### What the task requires
Return every record exactly as written.

### Rows
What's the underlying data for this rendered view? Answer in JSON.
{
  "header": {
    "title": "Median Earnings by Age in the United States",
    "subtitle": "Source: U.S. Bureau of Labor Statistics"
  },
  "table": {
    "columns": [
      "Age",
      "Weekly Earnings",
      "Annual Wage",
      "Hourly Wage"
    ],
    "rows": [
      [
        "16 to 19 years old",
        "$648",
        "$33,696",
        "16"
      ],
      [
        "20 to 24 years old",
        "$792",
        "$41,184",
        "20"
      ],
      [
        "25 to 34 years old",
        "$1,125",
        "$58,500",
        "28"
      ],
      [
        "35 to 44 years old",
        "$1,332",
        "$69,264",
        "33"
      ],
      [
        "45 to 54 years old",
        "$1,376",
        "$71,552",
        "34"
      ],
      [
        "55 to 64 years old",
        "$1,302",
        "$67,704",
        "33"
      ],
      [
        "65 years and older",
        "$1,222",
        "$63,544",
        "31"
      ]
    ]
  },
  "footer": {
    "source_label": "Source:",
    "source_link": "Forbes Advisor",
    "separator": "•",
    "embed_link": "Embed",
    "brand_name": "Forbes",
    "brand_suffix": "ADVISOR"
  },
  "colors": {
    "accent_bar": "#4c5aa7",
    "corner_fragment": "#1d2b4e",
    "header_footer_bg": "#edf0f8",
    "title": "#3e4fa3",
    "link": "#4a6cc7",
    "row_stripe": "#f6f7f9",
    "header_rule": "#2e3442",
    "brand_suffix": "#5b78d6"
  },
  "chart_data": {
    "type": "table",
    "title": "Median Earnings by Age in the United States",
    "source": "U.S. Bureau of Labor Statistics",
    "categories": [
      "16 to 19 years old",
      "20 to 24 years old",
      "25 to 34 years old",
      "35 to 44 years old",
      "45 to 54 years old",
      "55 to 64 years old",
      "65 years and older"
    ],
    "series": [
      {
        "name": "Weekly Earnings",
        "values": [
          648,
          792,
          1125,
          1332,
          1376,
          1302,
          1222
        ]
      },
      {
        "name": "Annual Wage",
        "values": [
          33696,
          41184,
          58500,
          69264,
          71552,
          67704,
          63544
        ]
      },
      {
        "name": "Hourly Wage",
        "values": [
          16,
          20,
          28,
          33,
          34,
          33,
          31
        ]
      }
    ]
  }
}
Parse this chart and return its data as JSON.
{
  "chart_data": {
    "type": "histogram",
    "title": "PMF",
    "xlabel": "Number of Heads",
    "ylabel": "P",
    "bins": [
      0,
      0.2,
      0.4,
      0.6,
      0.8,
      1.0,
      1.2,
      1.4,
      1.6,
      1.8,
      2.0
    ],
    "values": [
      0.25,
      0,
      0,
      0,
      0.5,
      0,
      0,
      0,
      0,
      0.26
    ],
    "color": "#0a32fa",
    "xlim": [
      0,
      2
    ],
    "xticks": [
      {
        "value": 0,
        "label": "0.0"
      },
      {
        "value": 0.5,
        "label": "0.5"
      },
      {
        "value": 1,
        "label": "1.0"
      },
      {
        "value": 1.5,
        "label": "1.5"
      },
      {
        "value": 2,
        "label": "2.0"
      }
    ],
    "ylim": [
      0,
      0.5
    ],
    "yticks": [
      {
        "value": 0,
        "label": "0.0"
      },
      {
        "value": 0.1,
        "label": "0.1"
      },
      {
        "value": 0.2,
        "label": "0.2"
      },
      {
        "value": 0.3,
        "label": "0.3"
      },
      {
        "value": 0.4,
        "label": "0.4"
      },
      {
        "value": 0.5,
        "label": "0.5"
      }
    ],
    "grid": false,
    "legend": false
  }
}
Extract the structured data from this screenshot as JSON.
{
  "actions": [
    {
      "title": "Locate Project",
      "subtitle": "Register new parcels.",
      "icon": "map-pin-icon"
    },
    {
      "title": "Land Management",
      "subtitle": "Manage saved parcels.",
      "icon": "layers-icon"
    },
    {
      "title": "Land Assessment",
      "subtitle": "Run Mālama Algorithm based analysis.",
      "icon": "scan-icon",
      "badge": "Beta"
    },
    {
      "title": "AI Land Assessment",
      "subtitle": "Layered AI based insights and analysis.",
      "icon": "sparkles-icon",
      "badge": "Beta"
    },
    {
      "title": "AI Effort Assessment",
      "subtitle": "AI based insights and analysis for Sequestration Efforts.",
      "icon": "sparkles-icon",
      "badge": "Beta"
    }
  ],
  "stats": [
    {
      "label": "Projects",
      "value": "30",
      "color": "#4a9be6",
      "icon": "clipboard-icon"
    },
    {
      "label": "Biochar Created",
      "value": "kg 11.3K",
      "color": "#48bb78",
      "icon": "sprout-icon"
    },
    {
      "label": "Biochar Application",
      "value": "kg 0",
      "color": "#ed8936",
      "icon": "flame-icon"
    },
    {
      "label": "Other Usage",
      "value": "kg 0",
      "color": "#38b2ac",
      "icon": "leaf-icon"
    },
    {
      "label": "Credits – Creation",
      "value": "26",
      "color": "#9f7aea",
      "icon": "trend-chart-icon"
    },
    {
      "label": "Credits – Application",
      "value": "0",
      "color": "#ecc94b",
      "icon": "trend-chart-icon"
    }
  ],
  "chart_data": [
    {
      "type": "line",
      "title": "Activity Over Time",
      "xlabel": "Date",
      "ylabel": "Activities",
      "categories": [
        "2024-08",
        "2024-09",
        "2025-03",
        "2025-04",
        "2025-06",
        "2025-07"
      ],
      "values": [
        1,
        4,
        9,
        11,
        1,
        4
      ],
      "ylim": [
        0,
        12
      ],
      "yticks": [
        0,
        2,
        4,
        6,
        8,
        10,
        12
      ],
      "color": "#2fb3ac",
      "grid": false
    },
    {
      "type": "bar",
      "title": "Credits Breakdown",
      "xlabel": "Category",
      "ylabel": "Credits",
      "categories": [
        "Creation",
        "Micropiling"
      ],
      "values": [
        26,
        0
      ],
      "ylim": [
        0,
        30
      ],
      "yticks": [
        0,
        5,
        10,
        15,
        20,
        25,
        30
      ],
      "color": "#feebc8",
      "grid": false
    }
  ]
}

### Task result
What's the underlying data for this rendered view? Answer in JSON.
{
  "header": {
    "title": "Median Earnings by Age in the United States",
    "subtitle": "Source: U.S. Bureau of Labor Statistics"
  },
  "table": {
    "columns": [
      "Age",
      "Weekly Earnings",
      "Annual Wage",
      "Hourly Wage"
    ],
    "rows": [
      [
        "16 to 19 years old",
        "$648",
        "$33,696",
        "16"
      ],
      [
        "20 to 24 years old",
        "$792",
        "$41,184",
        "20"
      ],
      [
        "25 to 34 years old",
        "$1,125",
        "$58,500",
        "28"
      ],
      [
        "35 to 44 years old",
        "$1,332",
        "$69,264",
        "33"
      ],
      [
        "45 to 54 years old",
        "$1,376",
        "$71,552",
        "34"
      ],
      [
        "55 to 64 years old",
        "$1,302",
        "$67,704",
        "33"
      ],
      [
        "65 years and older",
        "$1,222",
        "$63,544",
        "31"
      ]
    ]
  },
  "footer": {
    "source_label": "Source:",
    "source_link": "Forbes Advisor",
    "separator": "•",
    "embed_link": "Embed",
    "brand_name": "Forbes",
    "brand_suffix": "ADVISOR"
  },
  "colors": {
    "accent_bar": "#4c5aa7",
    "corner_fragment": "#1d2b4e",
    "header_footer_bg": "#edf0f8",
    "title": "#3e4fa3",
    "link": "#4a6cc7",
    "row_stripe": "#f6f7f9",
    "header_rule": "#2e3442",
    "brand_suffix": "#5b78d6"
  },
  "chart_data": {
    "type": "table",
    "title": "Median Earnings by Age in the United States",
    "source": "U.S. Bureau of Labor Statistics",
    "categories": [
      "16 to 19 years old",
      "20 to 24 years old",
      "25 to 34 years old",
      "35 to 44 years old",
      "45 to 54 years old",
      "55 to 64 years old",
      "65 years and older"
    ],
    "series": [
      {
        "name": "Weekly Earnings",
        "values": [
          648,
          792,
          1125,
          1332,
          1376,
          1302,
          1222
        ]
      },
      {
        "name": "Annual Wage",
        "values": [
          33696,
          41184,
          58500,
          69264,
          71552,
          67704,
          63544
        ]
      },
      {
        "name": "Hourly Wage",
        "values": [
          16,
          20,
          28,
          33,
          34,
          33,
          31
        ]
      }
    ]
  }
}
Parse this chart and return its data as JSON.
{
  "chart_data": {
    "type": "histogram",
    "title": "PMF",
    "xlabel": "Number of Heads",
    "ylabel": "P",
    "bins": [
      0,
      0.2,
      0.4,
      0.6,
      0.8,
      1.0,
      1.2,
      1.4,
      1.6,
      1.8,
      2.0
    ],
    "values": [
      0.25,
      0,
      0,
      0,
      0.5,
      0,
      0,
      0,
      0,
      0.26
    ],
    "color": "#0a32fa",
    "xlim": [
      0,
      2
    ],
    "xticks": [
      {
        "value": 0,
        "label": "0.0"
      },
      {
        "value": 0.5,
        "label": "0.5"
      },
      {
        "value": 1,
        "label": "1.0"
      },
      {
        "value": 1.5,
        "label": "1.5"
      },
      {
        "value": 2,
        "label": "2.0"
      }
    ],
    "ylim": [
      0,
      0.5
    ],
    "yticks": [
      {
        "value": 0,
        "label": "0.0"
      },
      {
        "value": 0.1,
        "label": "0.1"
      },
      {
        "value": 0.2,
        "label": "0.2"
      },
      {
        "value": 0.3,
        "label": "0.3"
      },
      {
        "value": 0.4,
        "label": "0.4"
      },
      {
        "value": 0.5,
        "label": "0.5"
      }
    ],
    "grid": false,
    "legend": false
  }
}
Extract the structured data from this screenshot as JSON.
{
  "actions": [
    {
      "title": "Locate Project",
      "subtitle": "Register new parcels.",
      "icon": "map-pin-icon"
    },
    {
      "title": "Land Management",
      "subtitle": "Manage saved parcels.",
      "icon": "layers-icon"
    },
    {
      "title": "Land Assessment",
      "subtitle": "Run Mālama Algorithm based analysis.",
      "icon": "scan-icon",
      "badge": "Beta"
    },
    {
      "title": "AI Land Assessment",
      "subtitle": "Layered AI based insights and analysis.",
      "icon": "sparkles-icon",
      "badge": "Beta"
    },
    {
      "title": "AI Effort Assessment",
      "subtitle": "AI based insights and analysis for Sequestration Efforts.",
      "icon": "sparkles-icon",
      "badge": "Beta"
    }
  ],
  "stats": [
    {
      "label": "Projects",
      "value": "30",
      "color": "#4a9be6",
      "icon": "clipboard-icon"
    },
    {
      "label": "Biochar Created",
      "value": "kg 11.3K",
      "color": "#48bb78",
      "icon": "sprout-icon"
    },
    {
      "label": "Biochar Application",
      "value": "kg 0",
      "color": "#ed8936",
      "icon": "flame-icon"
    },
    {
      "label": "Other Usage",
      "value": "kg 0",
      "color": "#38b2ac",
      "icon": "leaf-icon"
    },
    {
      "label": "Credits – Creation",
      "value": "26",
      "color": "#9f7aea",
      "icon": "trend-chart-icon"
    },
    {
      "label": "Credits – Application",
      "value": "0",
      "color": "#ecc94b",
      "icon": "trend-chart-icon"
    }
  ],
  "chart_data": [
    {
      "type": "line",
      "title": "Activity Over Time",
      "xlabel": "Date",
      "ylabel": "Activities",
      "categories": [
        "2024-08",
        "2024-09",
        "2025-03",
        "2025-04",
        "2025-06",
        "2025-07"
      ],
      "values": [
        1,
        4,
        9,
        11,
        1,
        4
      ],
      "ylim": [
        0,
        12
      ],
      "yticks": [
        0,
        2,
        4,
        6,
        8,
        10,
        12
      ],
      "color": "#2fb3ac",
      "grid": false
    },
    {
      "type": "bar",
      "title": "Credits Breakdown",
      "xlabel": "Category",
      "ylabel": "Credits",
      "categories": [
        "Creation",
        "Micropiling"
      ],
      "values": [
        26,
        0
      ],
      "ylim": [
        0,
        30
      ],
      "yticks": [
        0,
        5,
        10,
        15,
        20,
        25,
        30
      ],
      "color": "#feebc8",
      "grid": false
    }
  ]
}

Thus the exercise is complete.